Data records:

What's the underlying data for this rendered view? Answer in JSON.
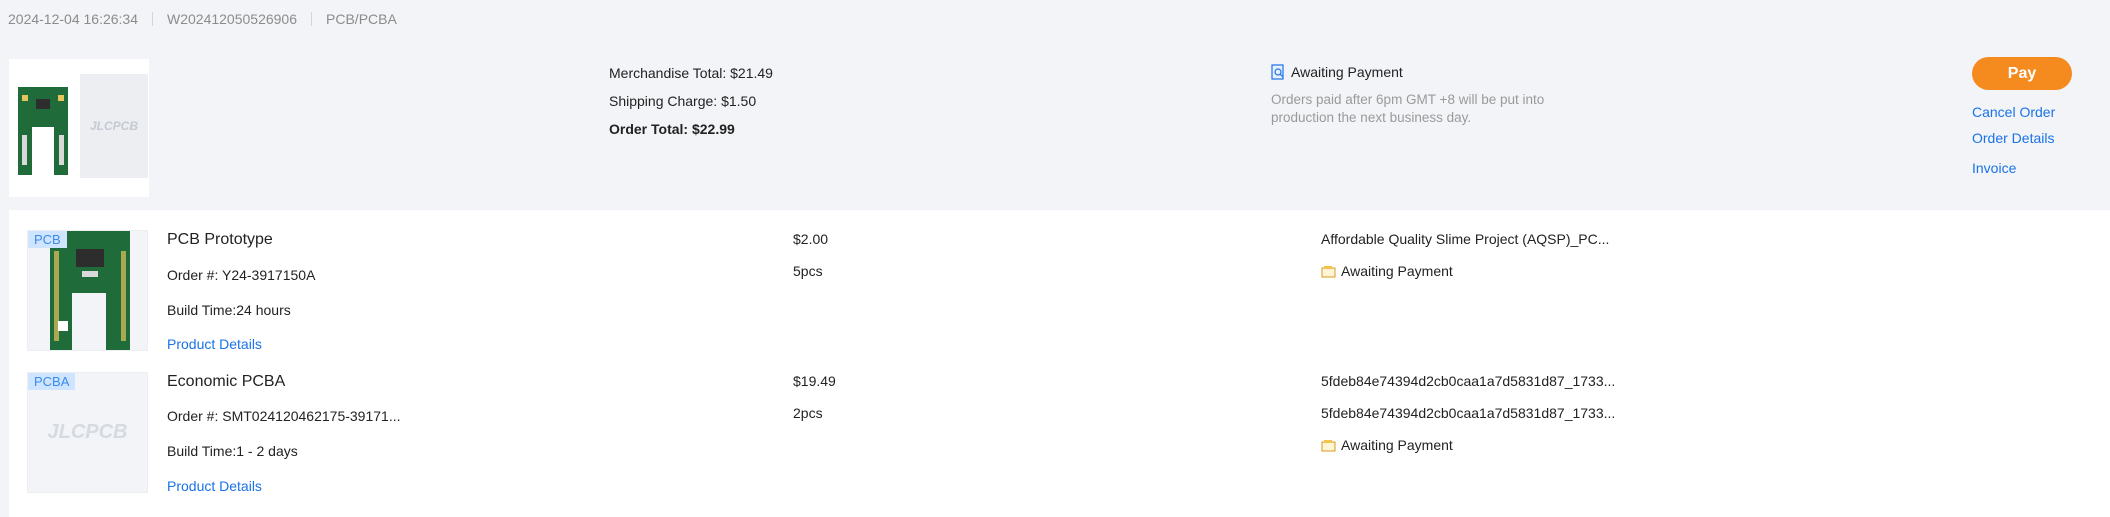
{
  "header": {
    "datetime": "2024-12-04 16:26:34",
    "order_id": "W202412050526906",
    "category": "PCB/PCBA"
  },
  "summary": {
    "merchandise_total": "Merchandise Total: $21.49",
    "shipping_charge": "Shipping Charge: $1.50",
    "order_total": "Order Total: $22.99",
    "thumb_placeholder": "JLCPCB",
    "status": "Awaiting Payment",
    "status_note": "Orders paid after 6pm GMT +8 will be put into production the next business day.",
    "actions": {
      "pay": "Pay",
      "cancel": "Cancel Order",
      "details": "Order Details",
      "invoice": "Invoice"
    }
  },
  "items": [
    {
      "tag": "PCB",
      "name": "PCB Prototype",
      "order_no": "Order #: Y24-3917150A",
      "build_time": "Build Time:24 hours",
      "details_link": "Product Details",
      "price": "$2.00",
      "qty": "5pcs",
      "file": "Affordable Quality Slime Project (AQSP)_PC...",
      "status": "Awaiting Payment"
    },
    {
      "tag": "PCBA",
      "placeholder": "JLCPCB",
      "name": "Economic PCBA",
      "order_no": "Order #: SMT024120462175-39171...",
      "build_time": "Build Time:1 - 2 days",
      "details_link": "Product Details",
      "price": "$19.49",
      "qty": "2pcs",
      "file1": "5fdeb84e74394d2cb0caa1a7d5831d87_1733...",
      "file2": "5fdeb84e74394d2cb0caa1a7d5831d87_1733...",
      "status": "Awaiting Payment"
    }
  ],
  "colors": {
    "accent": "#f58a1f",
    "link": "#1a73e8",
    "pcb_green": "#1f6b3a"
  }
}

* * *

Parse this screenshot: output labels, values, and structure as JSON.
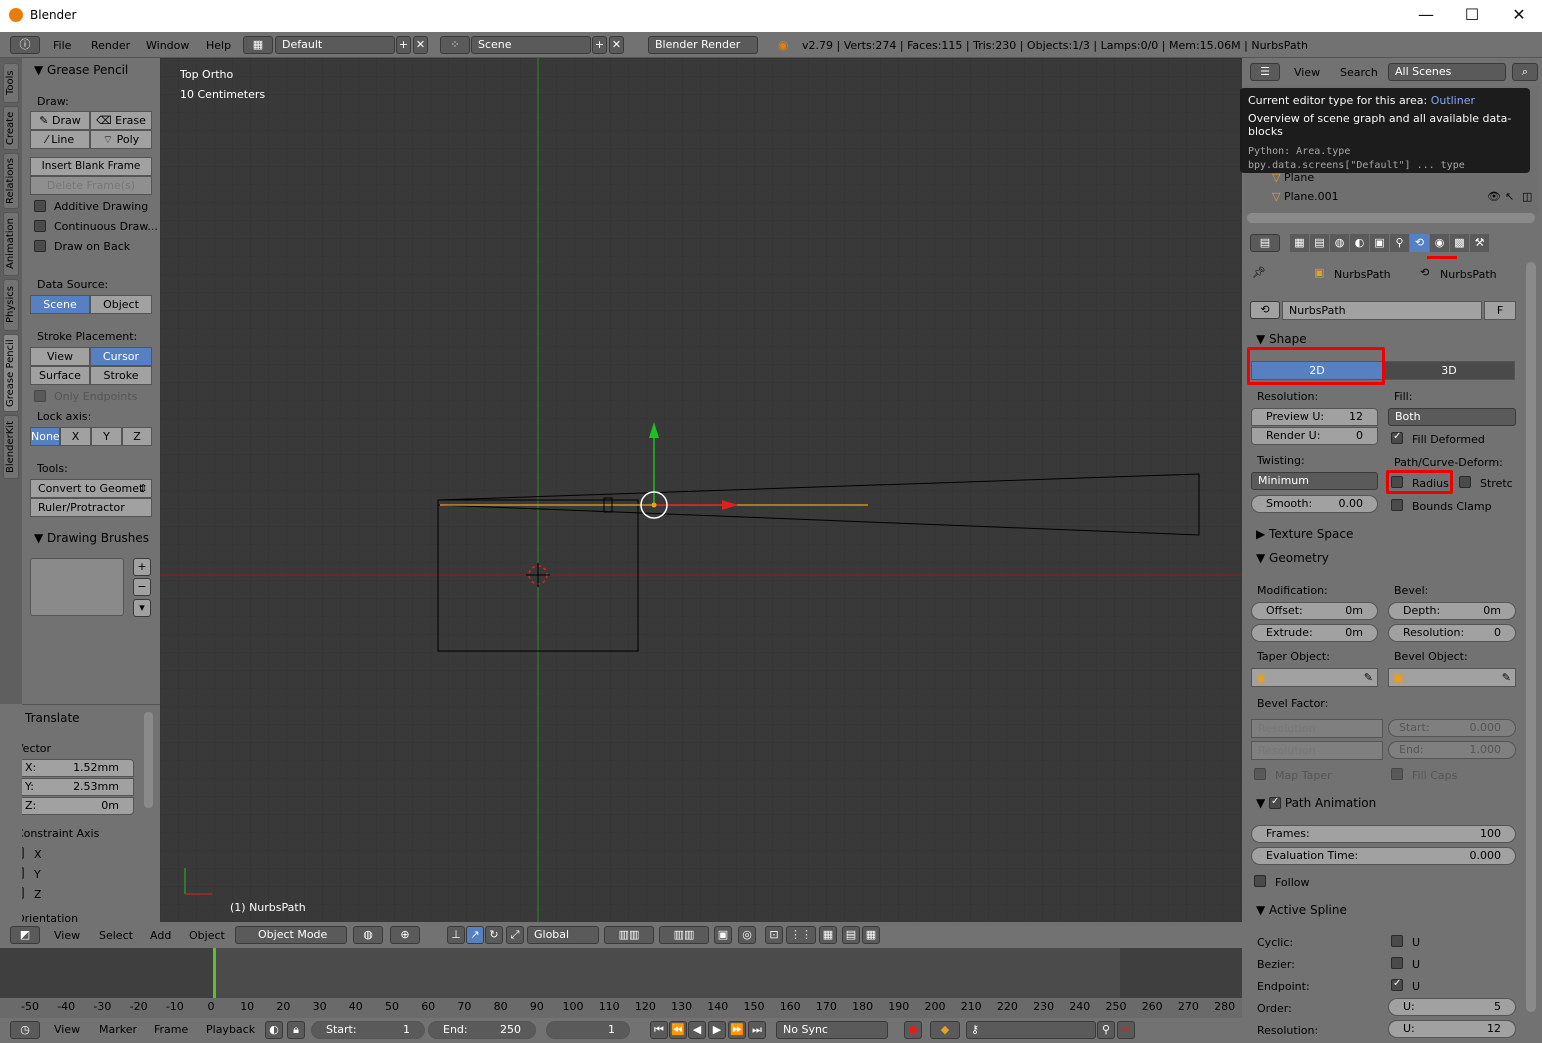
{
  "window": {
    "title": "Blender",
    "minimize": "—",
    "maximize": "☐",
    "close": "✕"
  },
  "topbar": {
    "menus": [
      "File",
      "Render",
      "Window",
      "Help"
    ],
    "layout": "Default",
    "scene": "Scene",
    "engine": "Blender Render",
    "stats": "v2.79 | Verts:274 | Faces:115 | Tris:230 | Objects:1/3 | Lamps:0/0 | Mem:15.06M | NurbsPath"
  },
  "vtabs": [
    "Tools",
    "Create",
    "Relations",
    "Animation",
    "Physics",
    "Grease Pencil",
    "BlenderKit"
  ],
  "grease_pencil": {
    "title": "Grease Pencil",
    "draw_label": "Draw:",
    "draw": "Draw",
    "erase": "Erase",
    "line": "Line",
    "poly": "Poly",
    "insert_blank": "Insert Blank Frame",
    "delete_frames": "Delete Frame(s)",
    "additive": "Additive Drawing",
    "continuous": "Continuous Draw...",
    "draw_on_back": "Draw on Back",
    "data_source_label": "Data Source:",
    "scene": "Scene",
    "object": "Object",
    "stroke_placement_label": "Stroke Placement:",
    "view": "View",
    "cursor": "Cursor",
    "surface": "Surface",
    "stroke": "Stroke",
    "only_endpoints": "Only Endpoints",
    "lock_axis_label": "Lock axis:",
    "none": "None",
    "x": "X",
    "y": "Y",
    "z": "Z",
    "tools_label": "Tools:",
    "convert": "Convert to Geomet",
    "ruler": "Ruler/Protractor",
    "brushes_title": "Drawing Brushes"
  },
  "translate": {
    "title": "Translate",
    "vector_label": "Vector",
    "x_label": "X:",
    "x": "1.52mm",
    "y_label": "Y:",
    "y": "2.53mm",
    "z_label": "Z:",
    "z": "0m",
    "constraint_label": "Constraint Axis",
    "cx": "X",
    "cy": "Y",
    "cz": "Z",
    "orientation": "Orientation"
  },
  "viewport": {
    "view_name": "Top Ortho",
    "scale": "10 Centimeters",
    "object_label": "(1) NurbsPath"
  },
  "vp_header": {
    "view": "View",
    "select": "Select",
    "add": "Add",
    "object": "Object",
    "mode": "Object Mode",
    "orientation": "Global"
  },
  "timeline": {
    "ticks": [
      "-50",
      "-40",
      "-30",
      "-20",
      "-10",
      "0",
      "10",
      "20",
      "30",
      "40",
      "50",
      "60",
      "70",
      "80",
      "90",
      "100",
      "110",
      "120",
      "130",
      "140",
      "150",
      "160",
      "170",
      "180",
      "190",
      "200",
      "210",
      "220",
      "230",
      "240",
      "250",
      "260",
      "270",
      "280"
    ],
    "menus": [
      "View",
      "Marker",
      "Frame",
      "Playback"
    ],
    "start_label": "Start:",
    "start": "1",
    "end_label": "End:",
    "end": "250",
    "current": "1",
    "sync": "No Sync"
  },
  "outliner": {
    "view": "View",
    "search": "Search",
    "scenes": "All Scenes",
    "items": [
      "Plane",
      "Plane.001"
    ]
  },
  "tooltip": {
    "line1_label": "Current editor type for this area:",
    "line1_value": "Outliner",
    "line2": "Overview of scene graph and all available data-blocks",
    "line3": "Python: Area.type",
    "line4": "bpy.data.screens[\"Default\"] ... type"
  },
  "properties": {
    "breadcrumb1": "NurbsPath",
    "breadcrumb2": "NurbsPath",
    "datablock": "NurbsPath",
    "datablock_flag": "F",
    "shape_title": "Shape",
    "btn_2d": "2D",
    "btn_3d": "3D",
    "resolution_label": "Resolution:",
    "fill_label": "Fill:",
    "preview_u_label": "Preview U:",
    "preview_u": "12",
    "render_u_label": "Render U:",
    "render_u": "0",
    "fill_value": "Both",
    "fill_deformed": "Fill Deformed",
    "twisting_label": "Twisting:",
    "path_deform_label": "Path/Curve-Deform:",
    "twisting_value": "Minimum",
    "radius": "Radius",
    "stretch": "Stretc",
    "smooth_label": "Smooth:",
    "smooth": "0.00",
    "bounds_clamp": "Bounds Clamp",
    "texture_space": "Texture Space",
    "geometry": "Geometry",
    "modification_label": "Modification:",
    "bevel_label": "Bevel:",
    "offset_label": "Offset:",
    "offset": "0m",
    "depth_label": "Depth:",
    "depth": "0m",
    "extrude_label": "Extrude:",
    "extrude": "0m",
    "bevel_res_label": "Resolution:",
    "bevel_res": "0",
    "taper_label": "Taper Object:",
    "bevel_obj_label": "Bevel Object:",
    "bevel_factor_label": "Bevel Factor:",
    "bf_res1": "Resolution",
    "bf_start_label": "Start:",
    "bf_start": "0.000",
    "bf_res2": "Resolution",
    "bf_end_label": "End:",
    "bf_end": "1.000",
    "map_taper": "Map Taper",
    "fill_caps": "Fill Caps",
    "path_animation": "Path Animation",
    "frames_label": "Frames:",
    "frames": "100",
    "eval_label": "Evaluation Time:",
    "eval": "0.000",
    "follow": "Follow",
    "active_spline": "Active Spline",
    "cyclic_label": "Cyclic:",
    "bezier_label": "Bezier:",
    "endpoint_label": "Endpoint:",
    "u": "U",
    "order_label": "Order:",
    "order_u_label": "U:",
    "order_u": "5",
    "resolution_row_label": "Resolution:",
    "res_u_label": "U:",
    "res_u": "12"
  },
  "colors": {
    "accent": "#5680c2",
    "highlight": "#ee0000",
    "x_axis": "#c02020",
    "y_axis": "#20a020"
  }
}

--

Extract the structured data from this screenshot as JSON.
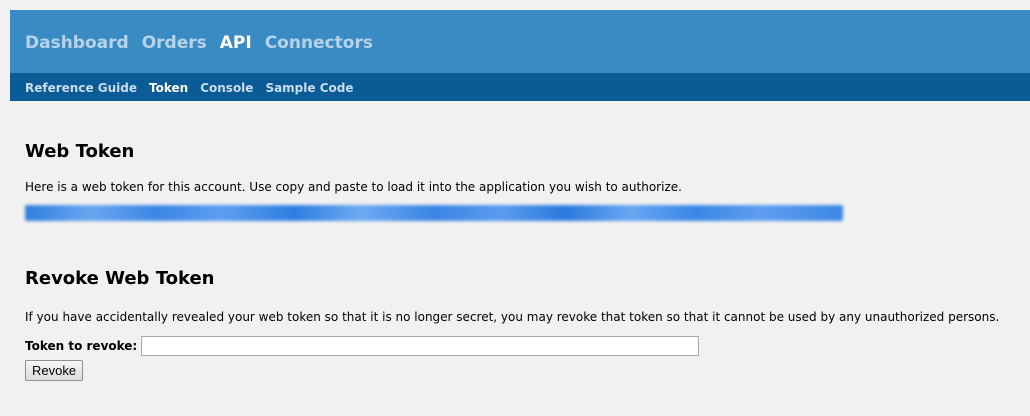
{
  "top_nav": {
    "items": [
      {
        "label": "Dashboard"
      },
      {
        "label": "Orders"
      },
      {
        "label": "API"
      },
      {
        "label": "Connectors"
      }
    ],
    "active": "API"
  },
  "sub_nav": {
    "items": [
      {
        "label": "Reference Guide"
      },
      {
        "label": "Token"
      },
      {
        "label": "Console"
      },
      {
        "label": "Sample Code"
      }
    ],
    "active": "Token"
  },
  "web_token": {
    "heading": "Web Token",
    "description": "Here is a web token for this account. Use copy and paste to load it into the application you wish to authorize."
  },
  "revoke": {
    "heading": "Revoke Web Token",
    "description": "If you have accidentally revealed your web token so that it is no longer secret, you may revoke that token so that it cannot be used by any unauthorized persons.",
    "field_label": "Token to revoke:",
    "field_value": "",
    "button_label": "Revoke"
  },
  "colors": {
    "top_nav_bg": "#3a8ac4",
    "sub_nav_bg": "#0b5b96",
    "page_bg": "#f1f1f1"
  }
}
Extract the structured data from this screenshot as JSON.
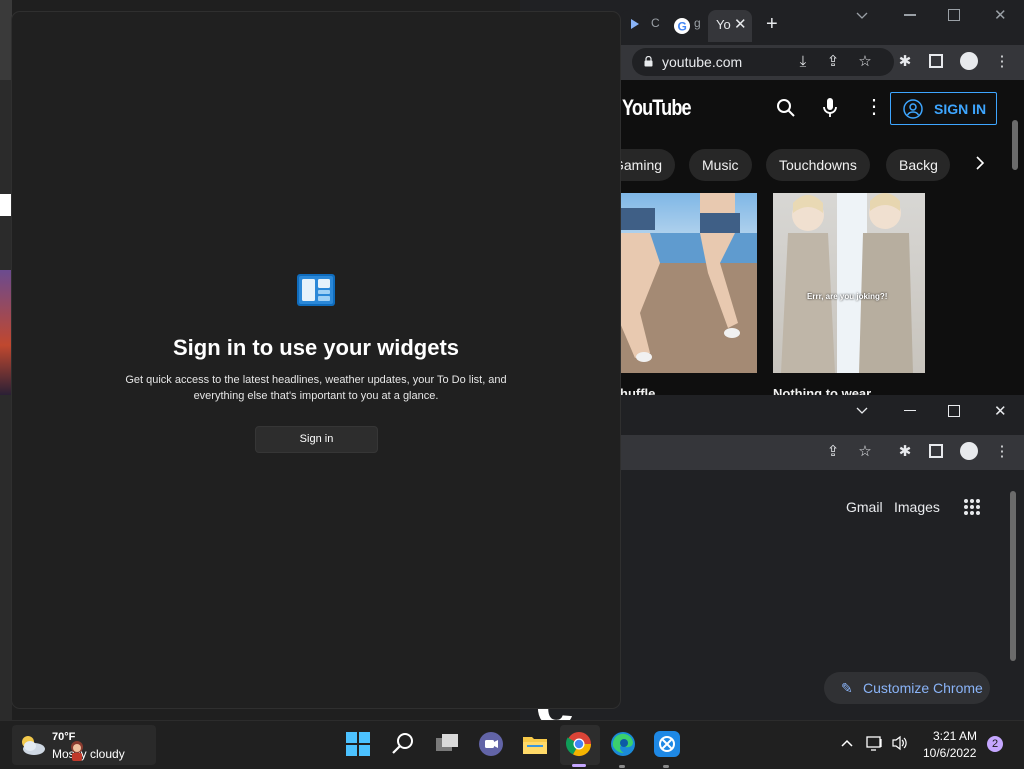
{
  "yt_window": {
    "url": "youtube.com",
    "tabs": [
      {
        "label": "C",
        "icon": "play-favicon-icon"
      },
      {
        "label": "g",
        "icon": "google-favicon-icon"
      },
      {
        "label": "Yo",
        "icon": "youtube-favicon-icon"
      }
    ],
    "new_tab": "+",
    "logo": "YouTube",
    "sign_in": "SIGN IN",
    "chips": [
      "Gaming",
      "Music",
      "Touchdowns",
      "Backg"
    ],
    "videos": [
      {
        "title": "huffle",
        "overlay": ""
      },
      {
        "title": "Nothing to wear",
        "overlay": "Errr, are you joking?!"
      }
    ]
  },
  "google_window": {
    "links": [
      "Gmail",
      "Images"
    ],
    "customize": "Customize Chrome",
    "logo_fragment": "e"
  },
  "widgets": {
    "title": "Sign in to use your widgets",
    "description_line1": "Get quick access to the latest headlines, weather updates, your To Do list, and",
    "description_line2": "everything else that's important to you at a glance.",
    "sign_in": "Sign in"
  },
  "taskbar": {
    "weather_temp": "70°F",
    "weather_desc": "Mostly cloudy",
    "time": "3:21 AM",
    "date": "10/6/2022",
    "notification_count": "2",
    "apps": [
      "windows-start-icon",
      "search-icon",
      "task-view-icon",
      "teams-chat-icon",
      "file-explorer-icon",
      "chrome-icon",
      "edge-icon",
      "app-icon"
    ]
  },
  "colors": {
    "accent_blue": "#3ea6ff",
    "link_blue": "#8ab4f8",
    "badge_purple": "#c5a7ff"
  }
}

*Direction*. Out of the preceding entries, pull every line containing the string "favicon".

*Solution to this task*.
        "icon": "play-favicon-icon"
        "icon": "google-favicon-icon"
        "icon": "youtube-favicon-icon"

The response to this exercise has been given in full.